**Required task**
In the records below, take the lines between the one holding "candle[interactable] — [753, 270, 758, 282]" and the one holding "candle[interactable] — [28, 369, 34, 388]", inclusive, and write them out again with "interactable" swapped for "clickable", leaving everything else unchanged.

**Records**
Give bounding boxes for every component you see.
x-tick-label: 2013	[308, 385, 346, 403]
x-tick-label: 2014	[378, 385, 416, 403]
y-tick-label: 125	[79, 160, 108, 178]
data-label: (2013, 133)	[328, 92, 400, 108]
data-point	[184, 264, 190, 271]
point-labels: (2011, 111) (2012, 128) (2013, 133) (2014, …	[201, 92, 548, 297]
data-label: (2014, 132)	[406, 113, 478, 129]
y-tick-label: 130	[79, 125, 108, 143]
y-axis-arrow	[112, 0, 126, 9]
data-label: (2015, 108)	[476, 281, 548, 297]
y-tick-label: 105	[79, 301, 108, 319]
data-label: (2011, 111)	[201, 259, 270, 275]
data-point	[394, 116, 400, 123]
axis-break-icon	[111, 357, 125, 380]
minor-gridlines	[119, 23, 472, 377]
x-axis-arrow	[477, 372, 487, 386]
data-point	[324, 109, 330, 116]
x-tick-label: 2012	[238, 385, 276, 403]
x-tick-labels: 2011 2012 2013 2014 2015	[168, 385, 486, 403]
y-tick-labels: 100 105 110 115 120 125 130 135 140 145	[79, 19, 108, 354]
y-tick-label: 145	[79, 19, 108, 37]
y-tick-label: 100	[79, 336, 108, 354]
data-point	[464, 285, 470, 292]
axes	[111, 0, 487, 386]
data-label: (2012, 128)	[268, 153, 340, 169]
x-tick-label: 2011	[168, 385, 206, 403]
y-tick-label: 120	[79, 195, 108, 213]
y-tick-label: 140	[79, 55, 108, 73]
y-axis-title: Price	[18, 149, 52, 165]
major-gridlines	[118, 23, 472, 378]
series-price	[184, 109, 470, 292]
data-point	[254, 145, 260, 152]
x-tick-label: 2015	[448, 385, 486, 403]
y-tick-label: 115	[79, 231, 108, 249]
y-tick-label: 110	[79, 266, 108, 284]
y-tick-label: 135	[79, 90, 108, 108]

==

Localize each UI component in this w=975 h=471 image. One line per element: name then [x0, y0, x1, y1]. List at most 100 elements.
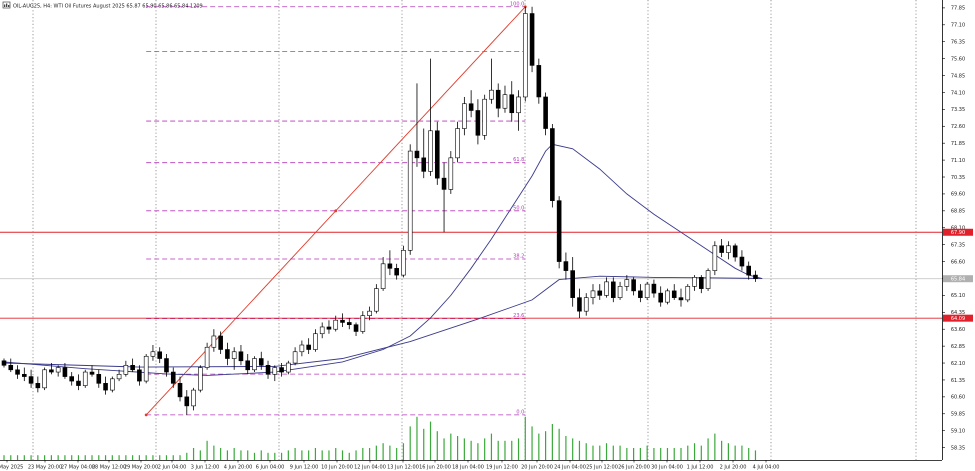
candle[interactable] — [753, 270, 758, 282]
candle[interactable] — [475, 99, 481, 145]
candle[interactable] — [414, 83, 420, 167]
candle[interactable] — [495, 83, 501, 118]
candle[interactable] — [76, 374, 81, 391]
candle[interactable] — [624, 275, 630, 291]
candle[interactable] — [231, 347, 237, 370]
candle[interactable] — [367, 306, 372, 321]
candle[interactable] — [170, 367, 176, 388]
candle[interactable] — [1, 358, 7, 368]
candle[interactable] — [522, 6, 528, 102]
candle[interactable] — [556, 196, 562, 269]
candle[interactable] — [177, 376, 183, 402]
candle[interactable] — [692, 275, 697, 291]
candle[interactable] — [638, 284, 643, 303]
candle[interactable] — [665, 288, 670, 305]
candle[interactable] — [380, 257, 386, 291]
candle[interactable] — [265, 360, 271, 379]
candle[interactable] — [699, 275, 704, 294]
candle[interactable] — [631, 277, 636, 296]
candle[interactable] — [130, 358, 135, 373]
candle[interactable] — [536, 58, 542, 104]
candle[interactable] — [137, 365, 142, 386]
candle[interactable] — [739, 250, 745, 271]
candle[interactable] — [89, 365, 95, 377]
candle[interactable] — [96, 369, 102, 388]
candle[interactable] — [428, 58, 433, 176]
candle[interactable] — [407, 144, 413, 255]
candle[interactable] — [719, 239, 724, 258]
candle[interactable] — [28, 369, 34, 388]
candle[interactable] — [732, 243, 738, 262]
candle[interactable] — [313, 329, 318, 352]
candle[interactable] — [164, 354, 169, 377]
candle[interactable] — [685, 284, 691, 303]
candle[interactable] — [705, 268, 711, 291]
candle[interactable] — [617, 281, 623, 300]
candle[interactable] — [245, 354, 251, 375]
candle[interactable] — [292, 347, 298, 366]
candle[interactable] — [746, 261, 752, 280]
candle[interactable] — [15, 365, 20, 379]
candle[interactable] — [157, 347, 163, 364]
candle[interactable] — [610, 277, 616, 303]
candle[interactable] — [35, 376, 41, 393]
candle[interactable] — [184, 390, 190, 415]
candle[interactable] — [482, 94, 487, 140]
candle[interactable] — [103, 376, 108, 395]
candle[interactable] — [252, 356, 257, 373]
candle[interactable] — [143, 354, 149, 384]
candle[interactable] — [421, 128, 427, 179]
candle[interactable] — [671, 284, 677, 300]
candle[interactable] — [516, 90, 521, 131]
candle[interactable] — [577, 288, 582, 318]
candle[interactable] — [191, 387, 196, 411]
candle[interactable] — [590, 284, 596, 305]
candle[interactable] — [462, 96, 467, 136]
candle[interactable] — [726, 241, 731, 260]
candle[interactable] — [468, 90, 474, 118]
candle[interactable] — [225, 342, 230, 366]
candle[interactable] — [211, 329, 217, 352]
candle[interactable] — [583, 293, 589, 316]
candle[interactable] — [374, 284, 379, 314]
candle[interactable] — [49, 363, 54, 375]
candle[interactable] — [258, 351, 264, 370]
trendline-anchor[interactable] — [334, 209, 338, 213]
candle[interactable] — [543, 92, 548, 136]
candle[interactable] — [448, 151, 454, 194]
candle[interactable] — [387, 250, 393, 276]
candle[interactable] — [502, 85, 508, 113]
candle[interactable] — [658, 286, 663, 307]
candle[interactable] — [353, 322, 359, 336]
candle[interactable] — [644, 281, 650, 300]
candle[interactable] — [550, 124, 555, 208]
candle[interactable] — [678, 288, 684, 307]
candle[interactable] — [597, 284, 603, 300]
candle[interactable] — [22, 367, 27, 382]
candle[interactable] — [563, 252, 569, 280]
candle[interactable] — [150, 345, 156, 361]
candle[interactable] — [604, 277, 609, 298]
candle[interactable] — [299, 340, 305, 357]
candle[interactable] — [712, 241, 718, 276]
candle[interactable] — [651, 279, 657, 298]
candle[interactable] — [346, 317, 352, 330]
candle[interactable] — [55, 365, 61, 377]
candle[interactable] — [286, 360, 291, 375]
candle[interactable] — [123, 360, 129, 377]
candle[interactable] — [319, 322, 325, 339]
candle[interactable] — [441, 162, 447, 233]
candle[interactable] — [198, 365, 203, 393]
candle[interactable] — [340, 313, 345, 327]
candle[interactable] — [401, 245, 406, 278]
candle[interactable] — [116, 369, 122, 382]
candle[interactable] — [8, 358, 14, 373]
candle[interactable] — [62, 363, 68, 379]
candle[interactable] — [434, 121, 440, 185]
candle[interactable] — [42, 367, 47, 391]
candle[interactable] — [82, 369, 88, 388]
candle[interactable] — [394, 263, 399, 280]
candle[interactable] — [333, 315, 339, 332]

**Response to this task**
candle[clickable] — [753, 270, 758, 282]
candle[clickable] — [475, 99, 481, 145]
candle[clickable] — [414, 83, 420, 167]
candle[clickable] — [495, 83, 501, 118]
candle[clickable] — [76, 374, 81, 391]
candle[clickable] — [624, 275, 630, 291]
candle[clickable] — [231, 347, 237, 370]
candle[clickable] — [367, 306, 372, 321]
candle[clickable] — [170, 367, 176, 388]
candle[clickable] — [1, 358, 7, 368]
candle[clickable] — [522, 6, 528, 102]
candle[clickable] — [556, 196, 562, 269]
candle[clickable] — [177, 376, 183, 402]
candle[clickable] — [692, 275, 697, 291]
candle[clickable] — [638, 284, 643, 303]
candle[clickable] — [665, 288, 670, 305]
candle[clickable] — [380, 257, 386, 291]
candle[clickable] — [265, 360, 271, 379]
candle[clickable] — [699, 275, 704, 294]
candle[clickable] — [631, 277, 636, 296]
candle[clickable] — [130, 358, 135, 373]
candle[clickable] — [536, 58, 542, 104]
candle[clickable] — [137, 365, 142, 386]
candle[clickable] — [739, 250, 745, 271]
candle[clickable] — [89, 365, 95, 377]
candle[clickable] — [96, 369, 102, 388]
candle[clickable] — [428, 58, 433, 176]
candle[clickable] — [407, 144, 413, 255]
candle[clickable] — [719, 239, 724, 258]
candle[clickable] — [28, 369, 34, 388]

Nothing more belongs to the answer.